TO DO: State how many lines contain "γράμμα", and write nothing except that count.

[Stored entries]
↓
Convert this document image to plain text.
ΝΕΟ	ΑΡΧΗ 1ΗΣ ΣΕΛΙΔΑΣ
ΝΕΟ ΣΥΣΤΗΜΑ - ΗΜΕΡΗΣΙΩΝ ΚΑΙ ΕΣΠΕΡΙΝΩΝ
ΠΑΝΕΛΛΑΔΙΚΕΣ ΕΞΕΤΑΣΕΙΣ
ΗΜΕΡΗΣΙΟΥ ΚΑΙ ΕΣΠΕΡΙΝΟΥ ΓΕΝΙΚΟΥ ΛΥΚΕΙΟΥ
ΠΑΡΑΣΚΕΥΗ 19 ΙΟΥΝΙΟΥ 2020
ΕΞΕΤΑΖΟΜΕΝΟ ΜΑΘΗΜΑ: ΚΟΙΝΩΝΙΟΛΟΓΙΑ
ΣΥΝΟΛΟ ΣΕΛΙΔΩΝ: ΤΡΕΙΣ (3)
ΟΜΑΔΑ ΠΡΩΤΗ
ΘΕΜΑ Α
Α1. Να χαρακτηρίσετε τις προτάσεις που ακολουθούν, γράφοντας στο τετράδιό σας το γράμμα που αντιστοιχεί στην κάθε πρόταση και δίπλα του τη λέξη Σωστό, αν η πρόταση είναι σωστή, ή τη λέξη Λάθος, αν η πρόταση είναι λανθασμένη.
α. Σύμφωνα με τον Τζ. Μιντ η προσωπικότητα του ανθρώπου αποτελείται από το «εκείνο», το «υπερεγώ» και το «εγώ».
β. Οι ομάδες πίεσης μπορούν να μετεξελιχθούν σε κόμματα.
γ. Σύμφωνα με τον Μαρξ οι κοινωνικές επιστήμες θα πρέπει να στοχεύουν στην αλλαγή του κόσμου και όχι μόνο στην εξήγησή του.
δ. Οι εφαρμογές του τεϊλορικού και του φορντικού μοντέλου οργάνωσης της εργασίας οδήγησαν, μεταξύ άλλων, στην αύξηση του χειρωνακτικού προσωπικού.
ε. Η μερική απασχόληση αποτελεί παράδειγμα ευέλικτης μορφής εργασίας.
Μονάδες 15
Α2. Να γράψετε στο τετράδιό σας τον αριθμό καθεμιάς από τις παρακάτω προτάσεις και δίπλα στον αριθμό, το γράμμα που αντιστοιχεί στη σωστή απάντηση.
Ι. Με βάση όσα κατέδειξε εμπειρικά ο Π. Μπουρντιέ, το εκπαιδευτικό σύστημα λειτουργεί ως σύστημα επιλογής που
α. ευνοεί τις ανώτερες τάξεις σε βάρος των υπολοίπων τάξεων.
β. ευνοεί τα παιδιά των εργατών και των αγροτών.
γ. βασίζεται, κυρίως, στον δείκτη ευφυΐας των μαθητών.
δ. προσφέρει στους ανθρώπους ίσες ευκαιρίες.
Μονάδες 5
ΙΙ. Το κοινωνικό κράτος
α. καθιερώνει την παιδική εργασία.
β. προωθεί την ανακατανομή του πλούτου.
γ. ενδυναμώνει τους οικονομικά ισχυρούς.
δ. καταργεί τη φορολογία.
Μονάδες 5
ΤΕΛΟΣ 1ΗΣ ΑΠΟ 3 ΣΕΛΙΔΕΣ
↑
↓
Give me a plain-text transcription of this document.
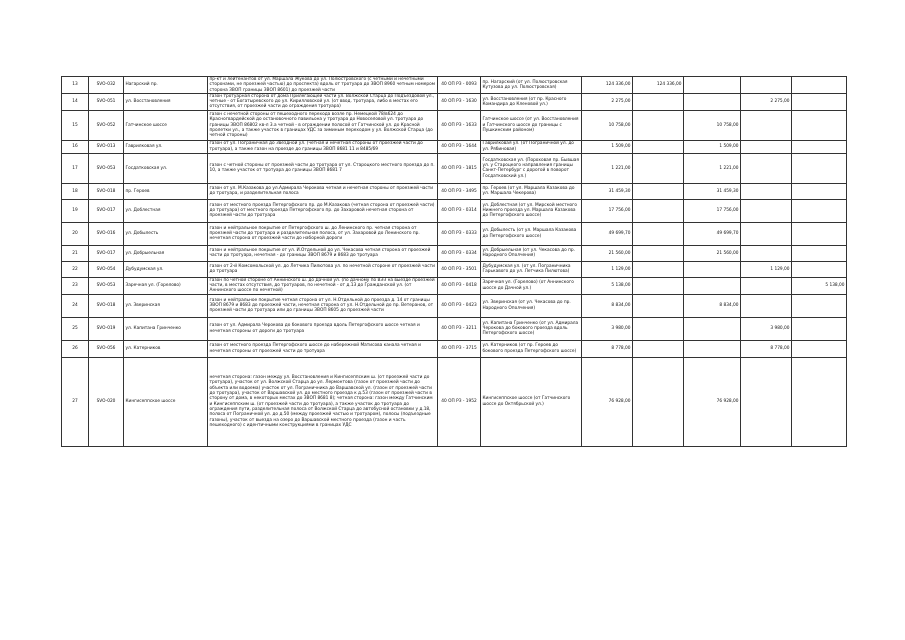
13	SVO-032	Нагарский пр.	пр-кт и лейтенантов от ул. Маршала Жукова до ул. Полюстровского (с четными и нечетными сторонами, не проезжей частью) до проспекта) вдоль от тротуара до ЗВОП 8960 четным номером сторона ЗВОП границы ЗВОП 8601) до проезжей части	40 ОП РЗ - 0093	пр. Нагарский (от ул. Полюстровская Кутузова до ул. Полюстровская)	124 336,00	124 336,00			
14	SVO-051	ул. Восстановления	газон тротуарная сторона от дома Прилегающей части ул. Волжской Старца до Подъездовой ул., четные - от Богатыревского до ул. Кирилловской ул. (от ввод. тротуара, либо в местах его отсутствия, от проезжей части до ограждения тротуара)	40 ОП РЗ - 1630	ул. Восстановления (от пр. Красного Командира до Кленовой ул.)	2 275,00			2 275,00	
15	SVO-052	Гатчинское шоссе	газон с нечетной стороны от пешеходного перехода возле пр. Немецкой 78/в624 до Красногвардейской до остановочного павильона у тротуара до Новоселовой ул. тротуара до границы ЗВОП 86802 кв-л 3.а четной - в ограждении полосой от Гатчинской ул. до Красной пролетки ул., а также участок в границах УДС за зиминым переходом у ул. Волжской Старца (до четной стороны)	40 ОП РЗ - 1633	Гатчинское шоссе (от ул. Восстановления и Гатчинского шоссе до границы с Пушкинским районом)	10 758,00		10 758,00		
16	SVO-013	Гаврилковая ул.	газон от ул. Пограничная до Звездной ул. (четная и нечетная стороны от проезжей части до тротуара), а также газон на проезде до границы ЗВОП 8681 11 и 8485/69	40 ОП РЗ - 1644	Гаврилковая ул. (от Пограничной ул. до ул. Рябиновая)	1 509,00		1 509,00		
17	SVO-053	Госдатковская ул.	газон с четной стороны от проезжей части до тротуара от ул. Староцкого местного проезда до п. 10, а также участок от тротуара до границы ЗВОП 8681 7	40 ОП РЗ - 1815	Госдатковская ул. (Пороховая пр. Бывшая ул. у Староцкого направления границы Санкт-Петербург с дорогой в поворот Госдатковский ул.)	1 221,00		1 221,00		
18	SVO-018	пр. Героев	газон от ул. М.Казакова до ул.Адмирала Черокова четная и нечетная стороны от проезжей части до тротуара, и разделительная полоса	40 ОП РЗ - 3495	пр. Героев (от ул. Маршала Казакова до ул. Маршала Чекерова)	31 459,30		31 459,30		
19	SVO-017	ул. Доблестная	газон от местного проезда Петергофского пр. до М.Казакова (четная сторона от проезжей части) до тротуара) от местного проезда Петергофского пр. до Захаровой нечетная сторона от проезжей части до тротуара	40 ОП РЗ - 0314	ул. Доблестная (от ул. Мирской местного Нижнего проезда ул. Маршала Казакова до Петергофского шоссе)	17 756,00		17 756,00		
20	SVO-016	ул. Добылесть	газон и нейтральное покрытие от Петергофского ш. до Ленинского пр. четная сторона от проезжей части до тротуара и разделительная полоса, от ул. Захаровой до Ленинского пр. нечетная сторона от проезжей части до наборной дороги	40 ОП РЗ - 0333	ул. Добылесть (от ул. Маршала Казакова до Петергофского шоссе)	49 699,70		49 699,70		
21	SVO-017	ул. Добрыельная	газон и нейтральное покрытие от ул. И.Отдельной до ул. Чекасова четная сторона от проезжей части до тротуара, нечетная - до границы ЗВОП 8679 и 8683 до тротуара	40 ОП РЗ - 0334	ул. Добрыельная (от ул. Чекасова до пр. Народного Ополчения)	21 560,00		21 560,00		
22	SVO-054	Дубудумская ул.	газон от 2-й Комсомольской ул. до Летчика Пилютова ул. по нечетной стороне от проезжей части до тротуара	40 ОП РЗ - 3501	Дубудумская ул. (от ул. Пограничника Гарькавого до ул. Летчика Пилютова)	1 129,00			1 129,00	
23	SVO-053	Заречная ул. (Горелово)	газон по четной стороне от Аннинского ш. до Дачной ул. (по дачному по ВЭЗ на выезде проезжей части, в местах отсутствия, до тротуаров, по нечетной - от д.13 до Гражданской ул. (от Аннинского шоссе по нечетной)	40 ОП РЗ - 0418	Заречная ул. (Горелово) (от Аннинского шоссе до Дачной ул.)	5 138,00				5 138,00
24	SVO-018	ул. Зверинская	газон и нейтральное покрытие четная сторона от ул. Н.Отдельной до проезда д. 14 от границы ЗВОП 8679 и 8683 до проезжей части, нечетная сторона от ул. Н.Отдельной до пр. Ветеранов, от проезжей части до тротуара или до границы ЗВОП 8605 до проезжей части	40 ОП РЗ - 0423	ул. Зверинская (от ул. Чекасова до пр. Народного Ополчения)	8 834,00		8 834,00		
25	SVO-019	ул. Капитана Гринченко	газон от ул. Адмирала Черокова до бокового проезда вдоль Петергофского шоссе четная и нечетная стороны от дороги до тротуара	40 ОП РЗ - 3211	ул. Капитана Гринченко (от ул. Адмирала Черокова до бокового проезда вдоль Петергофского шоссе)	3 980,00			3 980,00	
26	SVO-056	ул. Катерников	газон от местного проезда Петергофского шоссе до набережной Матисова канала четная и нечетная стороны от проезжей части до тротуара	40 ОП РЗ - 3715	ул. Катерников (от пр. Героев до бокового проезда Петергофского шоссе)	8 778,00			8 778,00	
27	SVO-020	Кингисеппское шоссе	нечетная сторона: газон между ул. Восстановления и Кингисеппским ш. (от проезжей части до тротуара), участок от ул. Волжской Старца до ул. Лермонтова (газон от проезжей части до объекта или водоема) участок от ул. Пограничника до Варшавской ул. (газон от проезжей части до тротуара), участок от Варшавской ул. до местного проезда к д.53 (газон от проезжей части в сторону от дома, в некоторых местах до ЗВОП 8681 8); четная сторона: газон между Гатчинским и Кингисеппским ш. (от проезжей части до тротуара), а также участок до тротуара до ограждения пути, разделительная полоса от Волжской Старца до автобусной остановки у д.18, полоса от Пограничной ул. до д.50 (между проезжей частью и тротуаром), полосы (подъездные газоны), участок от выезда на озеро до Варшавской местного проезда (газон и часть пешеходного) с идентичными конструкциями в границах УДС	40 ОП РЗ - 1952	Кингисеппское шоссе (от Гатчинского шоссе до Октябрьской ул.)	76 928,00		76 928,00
↑
RESPONSE: 2